* _Direction_
Reproduce the listing below without changes, starting at its first line and ending at the line containing "wire Q1 collector", with both ends included.

++++

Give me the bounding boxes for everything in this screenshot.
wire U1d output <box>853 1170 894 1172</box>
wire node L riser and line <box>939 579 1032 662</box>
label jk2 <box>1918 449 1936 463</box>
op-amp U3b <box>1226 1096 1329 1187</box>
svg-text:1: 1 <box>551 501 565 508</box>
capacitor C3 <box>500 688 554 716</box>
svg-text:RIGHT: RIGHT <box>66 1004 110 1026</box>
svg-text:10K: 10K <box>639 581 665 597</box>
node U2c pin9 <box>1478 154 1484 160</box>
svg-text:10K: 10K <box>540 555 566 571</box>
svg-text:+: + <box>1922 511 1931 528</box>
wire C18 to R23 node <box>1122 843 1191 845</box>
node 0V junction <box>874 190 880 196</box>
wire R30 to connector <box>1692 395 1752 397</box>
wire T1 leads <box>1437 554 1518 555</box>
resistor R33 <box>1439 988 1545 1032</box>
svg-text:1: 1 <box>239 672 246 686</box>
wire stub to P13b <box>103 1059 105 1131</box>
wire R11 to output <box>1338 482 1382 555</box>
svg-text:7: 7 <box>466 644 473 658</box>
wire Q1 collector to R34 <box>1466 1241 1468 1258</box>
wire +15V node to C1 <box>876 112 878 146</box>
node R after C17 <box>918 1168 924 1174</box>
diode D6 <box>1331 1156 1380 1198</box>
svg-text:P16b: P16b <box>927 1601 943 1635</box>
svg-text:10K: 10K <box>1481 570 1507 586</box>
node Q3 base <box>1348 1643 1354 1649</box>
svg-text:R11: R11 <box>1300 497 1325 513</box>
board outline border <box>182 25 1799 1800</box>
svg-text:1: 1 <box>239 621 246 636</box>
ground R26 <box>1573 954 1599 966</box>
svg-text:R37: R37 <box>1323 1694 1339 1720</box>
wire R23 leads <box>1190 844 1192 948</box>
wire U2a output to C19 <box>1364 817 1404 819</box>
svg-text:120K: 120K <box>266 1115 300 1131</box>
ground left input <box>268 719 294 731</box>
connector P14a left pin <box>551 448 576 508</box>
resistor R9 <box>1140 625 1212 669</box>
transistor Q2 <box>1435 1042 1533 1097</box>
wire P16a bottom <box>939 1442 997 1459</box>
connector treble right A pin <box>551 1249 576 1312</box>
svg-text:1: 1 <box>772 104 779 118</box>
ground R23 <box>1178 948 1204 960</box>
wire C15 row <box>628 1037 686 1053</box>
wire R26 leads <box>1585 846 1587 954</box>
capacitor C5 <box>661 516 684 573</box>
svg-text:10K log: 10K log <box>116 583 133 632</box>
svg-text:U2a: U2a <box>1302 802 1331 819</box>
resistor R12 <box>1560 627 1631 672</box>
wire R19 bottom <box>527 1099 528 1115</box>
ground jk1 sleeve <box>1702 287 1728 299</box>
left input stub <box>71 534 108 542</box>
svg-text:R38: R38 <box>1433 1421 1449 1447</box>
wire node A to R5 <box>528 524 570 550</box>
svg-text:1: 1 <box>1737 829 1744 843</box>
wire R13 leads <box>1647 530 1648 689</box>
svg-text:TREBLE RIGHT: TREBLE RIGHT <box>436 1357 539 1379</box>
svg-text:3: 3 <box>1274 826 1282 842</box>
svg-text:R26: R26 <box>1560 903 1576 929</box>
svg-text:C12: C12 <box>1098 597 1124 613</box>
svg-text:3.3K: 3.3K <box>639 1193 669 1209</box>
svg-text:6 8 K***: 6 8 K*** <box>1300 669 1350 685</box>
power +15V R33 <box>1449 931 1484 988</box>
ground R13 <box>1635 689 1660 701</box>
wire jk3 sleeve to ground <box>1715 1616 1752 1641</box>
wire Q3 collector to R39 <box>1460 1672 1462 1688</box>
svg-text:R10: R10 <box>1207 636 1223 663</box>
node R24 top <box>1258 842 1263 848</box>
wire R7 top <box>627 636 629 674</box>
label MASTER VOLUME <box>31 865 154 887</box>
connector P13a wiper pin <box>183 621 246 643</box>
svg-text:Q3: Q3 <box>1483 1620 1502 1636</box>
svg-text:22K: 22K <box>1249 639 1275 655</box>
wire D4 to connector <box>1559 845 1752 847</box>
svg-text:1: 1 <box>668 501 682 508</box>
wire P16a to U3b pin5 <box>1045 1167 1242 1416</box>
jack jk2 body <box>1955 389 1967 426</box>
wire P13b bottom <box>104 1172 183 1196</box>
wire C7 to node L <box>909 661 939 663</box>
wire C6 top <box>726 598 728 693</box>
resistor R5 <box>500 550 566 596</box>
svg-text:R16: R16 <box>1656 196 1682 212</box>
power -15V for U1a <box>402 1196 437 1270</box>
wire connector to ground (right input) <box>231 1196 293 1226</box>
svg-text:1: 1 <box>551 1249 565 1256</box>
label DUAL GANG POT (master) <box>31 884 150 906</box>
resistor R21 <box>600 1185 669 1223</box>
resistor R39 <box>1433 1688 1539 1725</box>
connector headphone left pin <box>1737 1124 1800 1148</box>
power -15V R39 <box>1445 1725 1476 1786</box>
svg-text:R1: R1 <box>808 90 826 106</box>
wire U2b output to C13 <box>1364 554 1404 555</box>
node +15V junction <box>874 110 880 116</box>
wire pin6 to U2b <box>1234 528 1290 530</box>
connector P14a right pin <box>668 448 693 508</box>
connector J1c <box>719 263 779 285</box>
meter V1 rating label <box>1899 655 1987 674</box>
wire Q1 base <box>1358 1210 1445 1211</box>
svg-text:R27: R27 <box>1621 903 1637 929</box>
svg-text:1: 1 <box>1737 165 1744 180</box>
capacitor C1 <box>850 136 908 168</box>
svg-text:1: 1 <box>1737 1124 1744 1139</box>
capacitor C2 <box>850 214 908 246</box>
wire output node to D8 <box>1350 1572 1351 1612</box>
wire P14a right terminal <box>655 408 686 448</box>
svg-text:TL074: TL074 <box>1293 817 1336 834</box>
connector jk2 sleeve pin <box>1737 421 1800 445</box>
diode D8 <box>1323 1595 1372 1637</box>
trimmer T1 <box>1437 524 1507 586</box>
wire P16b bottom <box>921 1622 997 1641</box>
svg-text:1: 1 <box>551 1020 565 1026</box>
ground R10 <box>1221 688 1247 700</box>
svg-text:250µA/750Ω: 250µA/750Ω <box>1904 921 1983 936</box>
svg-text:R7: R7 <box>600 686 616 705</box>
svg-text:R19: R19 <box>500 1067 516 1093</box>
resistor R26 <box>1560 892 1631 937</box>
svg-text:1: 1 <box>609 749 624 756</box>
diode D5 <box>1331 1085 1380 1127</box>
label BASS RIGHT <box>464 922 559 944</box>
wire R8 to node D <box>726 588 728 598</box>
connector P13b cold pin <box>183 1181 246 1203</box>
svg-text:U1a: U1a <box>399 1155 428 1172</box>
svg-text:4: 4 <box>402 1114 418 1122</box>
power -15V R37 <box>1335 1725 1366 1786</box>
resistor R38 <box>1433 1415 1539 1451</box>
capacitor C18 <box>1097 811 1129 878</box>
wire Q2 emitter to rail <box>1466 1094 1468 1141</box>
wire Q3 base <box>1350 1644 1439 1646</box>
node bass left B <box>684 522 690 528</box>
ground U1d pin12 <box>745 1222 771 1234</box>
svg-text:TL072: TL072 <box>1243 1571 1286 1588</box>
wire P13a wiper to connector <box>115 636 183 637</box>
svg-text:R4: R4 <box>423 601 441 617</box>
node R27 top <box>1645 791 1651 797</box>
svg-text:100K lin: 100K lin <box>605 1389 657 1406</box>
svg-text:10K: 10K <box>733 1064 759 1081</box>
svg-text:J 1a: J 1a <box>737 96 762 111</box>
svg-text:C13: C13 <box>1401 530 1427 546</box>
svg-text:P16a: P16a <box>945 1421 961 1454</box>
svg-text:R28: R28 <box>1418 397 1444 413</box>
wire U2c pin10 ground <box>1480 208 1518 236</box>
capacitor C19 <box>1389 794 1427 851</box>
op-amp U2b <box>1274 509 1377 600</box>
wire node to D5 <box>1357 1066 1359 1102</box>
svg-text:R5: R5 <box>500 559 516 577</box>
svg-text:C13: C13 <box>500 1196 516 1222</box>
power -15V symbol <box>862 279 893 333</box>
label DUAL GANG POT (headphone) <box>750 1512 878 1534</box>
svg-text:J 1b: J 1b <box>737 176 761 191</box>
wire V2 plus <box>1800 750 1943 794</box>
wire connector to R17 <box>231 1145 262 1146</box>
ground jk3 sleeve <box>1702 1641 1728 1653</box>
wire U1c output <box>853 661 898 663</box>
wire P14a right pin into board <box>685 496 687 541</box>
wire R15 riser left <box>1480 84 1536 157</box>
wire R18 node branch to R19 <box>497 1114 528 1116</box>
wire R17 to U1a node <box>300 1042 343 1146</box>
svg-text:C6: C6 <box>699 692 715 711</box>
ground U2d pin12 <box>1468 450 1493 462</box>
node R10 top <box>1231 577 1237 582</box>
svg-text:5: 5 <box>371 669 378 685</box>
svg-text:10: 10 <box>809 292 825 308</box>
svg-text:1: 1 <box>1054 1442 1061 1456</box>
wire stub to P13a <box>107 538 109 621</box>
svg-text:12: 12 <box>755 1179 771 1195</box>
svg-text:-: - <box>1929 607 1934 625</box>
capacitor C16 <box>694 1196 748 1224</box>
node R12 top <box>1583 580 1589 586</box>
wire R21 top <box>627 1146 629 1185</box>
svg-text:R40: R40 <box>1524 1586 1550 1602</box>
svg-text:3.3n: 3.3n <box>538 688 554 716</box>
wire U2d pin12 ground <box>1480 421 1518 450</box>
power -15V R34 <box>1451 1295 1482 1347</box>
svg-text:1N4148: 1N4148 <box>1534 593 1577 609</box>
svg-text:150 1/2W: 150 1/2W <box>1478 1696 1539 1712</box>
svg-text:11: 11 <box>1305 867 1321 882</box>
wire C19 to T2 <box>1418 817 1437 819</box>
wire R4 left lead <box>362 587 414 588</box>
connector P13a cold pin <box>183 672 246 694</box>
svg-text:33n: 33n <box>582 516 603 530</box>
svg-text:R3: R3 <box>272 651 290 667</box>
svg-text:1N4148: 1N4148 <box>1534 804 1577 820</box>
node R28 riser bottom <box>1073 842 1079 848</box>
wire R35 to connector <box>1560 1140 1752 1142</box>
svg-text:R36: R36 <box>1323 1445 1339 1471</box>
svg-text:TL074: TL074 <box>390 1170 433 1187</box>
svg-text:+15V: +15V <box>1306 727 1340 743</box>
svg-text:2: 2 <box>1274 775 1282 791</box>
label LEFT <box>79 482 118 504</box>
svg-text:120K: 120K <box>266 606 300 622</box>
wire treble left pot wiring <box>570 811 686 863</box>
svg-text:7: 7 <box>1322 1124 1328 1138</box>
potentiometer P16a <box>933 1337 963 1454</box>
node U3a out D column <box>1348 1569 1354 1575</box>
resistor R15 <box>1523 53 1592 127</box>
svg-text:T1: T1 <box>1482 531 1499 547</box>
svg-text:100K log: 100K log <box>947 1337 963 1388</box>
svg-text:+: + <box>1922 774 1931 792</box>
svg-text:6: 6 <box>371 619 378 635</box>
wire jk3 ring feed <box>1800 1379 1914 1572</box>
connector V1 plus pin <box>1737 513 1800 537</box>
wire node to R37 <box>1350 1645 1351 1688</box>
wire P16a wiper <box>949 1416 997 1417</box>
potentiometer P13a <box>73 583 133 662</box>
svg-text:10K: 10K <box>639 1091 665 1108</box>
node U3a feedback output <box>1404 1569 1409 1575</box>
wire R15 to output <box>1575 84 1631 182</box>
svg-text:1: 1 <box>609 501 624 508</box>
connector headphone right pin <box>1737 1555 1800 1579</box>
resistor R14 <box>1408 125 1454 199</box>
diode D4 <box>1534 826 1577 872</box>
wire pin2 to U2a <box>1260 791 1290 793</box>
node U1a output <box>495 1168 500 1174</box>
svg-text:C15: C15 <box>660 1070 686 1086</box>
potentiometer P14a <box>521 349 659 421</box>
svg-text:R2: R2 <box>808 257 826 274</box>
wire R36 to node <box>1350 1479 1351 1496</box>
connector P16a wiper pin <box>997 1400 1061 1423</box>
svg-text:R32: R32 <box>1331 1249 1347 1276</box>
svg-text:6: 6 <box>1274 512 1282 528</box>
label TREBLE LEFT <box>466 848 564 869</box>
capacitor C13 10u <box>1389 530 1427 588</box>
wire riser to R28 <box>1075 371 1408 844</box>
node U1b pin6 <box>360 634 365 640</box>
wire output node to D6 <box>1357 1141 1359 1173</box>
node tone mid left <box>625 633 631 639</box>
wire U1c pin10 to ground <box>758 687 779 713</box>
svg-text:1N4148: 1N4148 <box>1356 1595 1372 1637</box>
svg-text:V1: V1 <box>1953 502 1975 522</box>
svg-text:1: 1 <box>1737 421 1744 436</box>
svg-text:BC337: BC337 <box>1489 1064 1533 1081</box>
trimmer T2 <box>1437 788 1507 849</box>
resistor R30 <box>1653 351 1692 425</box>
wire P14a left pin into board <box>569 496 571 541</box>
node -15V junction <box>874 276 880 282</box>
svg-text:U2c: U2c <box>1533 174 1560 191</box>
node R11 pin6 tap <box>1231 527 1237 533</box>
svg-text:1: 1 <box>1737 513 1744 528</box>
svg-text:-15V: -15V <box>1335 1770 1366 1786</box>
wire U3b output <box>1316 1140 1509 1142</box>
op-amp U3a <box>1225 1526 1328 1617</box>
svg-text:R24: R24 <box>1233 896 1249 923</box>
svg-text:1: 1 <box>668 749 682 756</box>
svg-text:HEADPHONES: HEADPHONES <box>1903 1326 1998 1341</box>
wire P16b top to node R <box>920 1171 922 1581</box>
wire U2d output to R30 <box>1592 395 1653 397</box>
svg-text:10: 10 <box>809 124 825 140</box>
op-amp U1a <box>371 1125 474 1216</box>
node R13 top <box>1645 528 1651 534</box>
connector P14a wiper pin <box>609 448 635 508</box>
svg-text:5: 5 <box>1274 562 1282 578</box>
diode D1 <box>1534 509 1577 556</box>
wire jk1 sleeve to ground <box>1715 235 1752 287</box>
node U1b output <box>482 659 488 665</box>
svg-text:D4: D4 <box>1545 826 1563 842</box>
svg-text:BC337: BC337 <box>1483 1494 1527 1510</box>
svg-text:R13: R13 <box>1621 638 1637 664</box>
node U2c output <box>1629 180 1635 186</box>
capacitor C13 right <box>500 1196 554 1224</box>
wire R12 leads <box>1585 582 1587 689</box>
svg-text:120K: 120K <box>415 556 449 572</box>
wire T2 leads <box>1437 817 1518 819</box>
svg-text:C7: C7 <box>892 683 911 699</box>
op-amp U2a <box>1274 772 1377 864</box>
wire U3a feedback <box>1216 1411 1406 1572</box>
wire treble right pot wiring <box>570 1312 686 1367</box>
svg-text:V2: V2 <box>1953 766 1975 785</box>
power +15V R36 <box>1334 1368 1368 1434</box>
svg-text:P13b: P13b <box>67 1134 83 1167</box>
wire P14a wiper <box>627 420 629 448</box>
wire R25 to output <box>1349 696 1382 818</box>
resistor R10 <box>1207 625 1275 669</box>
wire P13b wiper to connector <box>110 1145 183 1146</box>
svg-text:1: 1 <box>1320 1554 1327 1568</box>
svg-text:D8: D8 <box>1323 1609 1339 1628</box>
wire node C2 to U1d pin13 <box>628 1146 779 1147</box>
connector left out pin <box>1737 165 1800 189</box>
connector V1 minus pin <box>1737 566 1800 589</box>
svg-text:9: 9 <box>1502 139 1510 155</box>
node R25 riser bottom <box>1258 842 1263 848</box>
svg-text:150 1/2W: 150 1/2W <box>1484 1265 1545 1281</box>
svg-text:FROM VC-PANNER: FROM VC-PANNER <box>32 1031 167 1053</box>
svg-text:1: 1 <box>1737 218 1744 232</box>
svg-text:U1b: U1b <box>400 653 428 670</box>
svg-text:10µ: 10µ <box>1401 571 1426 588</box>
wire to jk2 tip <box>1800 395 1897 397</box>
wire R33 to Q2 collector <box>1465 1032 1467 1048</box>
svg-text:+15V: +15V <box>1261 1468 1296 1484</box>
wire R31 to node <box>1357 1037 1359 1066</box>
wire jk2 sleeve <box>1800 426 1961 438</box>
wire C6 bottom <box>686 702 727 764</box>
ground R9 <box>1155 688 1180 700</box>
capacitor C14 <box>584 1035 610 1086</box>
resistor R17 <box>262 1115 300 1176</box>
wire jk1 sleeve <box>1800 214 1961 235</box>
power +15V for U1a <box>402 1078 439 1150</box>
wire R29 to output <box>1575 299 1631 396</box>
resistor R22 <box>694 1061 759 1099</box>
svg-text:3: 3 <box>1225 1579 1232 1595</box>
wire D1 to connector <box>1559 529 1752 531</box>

++++

* _Worked answer_
Give me the bounding boxes for everything in this screenshot.
wire U1d output <box>853 1170 894 1172</box>
wire node L riser and line <box>939 579 1032 662</box>
label jk2 <box>1918 449 1936 463</box>
op-amp U3b <box>1226 1096 1329 1187</box>
svg-text:1: 1 <box>551 501 565 508</box>
capacitor C3 <box>500 688 554 716</box>
svg-text:RIGHT: RIGHT <box>66 1004 110 1026</box>
svg-text:10K: 10K <box>639 581 665 597</box>
node U2c pin9 <box>1478 154 1484 160</box>
svg-text:10K: 10K <box>540 555 566 571</box>
svg-text:+: + <box>1922 511 1931 528</box>
wire C18 to R23 node <box>1122 843 1191 845</box>
node 0V junction <box>874 190 880 196</box>
wire R30 to connector <box>1692 395 1752 397</box>
wire T1 leads <box>1437 554 1518 555</box>
resistor R33 <box>1439 988 1545 1032</box>
svg-text:1: 1 <box>239 672 246 686</box>
wire stub to P13b <box>103 1059 105 1131</box>
wire R11 to output <box>1338 482 1382 555</box>
svg-text:7: 7 <box>466 644 473 658</box>
wire Q1 collector to R34 <box>1466 1241 1468 1258</box>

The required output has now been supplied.